H1299和A549中由于EFEMP1启动子区甲基化导致表达下降。A:不同肺癌细胞的EFEMP1表达;B:EFEMP1在A549和H1299中甲基化状态分析;C:RT-PCR分析5-aza-2’- deoxycytidine处理前后A549和H1299中EFEMP1的表达。
Silence of EFEMP1 in lung cancer by promoter hypermethylation. A: EFEMP1 expression in four lung cancer cell lines and EFEMP1-overexpressing H1299; B: EFEMP1 methylation status in A549 and H1299 was analy zed by MSP. NL and IVD were negative and positive controls; C: EFEMP1 expression in A549 and H1299 with or without 5-aza-2'-deoxycytidine treatment was determined by RT-PCR. M: methylation; U: unmethylation; MSP: methylation-specific PCR.
2.2. 克隆形成以及Transwell侵袭实验
A549和H1299分别转染EFEMP1和对照质粒,48 h后消化转入培养皿中,并用G418开始筛选,11 d-14 d后结晶紫染色,发现转染EFEMP1细胞组克隆形成数明显少于对照组(图 2A)。除了克隆形成外,用Transwell侵袭实验发现转染EFEMP1细胞组侵袭性也明显小于对照组(图 2B)。
2.
EFEMP1的表达抑制肺癌细胞的侵袭能力。A:EFEMP1表达抑制A549和H1299的克隆形成能力;B:基质胶侵袭实验分析转染EFEMP1后A549和H1299细胞的侵袭能力。*:P < 0.01 Student’s t-test。
EFEMP1 expression suppressed lung cancer cell invasion. A: Colony formation of A549 and H1299 cells transfected with EFEMP1 or the control pcDNA vector; B: Matrigel invasion assay was used to analyze the invasion of H1299 and A549 cells with or without EFEMP1 expression. *: P < 0.01 Student's t-test.

+++

*练习内容*. 请把上面这段讲EFEMP1的文字原样照抄一遍，从“H1299和A549中由于E”开始，到“MSP: methylation-specific PCR.”结束。

*提取数据*.
+++

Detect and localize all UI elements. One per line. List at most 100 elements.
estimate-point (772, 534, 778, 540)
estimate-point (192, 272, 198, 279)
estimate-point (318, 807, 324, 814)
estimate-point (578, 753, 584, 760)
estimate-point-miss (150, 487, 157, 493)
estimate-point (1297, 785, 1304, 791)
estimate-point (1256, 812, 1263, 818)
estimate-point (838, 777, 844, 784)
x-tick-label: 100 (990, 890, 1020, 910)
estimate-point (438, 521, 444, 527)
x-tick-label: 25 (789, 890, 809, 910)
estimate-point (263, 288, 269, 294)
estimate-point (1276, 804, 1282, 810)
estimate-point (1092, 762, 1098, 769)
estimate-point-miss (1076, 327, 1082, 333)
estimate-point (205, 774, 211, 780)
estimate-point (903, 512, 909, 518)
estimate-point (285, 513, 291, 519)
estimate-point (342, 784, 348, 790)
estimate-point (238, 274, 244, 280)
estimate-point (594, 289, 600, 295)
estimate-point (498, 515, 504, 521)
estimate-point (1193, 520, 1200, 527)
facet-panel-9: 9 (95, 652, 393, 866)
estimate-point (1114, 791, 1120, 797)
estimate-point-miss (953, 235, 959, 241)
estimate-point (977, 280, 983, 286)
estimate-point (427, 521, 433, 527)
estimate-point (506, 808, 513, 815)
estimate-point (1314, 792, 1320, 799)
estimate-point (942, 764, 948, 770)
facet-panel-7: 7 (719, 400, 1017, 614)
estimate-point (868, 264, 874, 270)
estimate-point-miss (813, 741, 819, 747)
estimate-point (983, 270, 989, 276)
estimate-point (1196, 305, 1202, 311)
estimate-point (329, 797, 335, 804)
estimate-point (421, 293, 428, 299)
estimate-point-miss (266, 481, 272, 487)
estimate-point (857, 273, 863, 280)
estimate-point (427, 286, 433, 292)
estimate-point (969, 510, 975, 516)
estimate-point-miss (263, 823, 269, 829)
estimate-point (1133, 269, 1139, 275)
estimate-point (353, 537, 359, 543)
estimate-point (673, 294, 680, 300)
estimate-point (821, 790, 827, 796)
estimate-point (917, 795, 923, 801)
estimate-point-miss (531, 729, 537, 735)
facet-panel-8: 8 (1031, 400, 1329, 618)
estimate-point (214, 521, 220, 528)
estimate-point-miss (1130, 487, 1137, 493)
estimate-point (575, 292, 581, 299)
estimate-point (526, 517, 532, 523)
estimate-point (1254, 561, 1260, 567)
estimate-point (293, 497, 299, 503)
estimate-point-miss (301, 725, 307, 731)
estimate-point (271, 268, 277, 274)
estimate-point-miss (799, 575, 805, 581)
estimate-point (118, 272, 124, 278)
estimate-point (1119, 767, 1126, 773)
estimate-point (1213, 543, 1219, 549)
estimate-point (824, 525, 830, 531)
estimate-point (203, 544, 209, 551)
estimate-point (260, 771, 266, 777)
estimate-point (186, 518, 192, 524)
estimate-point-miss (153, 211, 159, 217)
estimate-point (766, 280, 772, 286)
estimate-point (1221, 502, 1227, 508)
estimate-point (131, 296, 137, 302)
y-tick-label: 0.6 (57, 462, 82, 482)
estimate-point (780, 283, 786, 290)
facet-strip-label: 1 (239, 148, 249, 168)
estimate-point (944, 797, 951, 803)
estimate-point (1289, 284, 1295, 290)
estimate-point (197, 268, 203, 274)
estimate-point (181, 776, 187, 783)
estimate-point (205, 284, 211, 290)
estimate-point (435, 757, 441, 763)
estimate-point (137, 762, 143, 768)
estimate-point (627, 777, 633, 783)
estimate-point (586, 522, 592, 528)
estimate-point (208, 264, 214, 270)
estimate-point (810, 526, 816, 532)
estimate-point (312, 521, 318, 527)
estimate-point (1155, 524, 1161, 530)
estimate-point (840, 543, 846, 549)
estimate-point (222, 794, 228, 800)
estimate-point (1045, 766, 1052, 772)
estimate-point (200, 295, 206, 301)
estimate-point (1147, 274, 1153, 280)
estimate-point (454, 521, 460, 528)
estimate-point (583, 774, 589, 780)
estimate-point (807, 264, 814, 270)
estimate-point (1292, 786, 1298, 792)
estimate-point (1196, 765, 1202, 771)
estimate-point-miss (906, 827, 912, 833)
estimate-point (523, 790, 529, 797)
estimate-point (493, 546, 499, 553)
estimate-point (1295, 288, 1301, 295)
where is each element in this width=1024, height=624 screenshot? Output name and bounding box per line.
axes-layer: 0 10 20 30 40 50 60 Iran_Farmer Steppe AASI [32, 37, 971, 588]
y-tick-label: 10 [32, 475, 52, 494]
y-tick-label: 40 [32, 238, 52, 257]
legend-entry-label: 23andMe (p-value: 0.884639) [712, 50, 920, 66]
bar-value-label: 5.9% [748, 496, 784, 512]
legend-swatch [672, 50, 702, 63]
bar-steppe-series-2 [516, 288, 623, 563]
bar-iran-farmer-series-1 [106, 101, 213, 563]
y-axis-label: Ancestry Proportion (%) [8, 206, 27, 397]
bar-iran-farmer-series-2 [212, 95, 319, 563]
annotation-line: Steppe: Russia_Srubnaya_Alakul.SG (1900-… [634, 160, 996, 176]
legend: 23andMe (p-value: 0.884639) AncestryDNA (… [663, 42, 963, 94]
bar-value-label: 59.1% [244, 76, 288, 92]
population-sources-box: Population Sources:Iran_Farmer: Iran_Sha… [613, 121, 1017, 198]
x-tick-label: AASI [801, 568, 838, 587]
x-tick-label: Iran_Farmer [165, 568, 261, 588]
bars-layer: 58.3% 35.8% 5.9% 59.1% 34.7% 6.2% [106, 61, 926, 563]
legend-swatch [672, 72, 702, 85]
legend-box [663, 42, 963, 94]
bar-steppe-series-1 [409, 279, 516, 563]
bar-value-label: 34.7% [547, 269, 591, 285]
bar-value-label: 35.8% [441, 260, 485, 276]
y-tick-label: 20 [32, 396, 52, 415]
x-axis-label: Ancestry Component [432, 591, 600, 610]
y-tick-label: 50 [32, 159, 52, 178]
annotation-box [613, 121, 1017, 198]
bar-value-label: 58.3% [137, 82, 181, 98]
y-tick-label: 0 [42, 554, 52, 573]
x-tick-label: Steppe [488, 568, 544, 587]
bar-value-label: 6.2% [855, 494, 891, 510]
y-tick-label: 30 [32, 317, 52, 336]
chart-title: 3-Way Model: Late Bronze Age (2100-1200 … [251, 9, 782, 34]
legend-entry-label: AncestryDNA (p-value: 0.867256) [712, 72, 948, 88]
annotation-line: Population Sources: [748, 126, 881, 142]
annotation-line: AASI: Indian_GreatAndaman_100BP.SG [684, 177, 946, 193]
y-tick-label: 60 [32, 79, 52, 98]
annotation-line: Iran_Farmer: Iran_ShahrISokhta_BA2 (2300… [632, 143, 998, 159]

+++

*参考答案*.
H1299和A549中由于EFEMP1启动子区甲基化导致表达下降。A:不同肺癌细胞的EFEMP1表达;B:EFEMP1在A549和H1299中甲基化状态分析;C:RT-PCR分析5-aza-2’- deoxycytidine处理前后A549和H1299中EFEMP1的表达。
Silence of EFEMP1 in lung cancer by promoter hypermethylation. A: EFEMP1 expression in four lung cancer cell lines and EFEMP1-overexpressing H1299; B: EFEMP1 methylation status in A549 and H1299 was analy zed by MSP. NL and IVD were negative and positive controls; C: EFEMP1 expression in A549 and H1299 with or without 5-aza-2'-deoxycytidine treatment was determined by RT-PCR. M: methylation; U: unmethylation; MSP: methylation-specific PCR.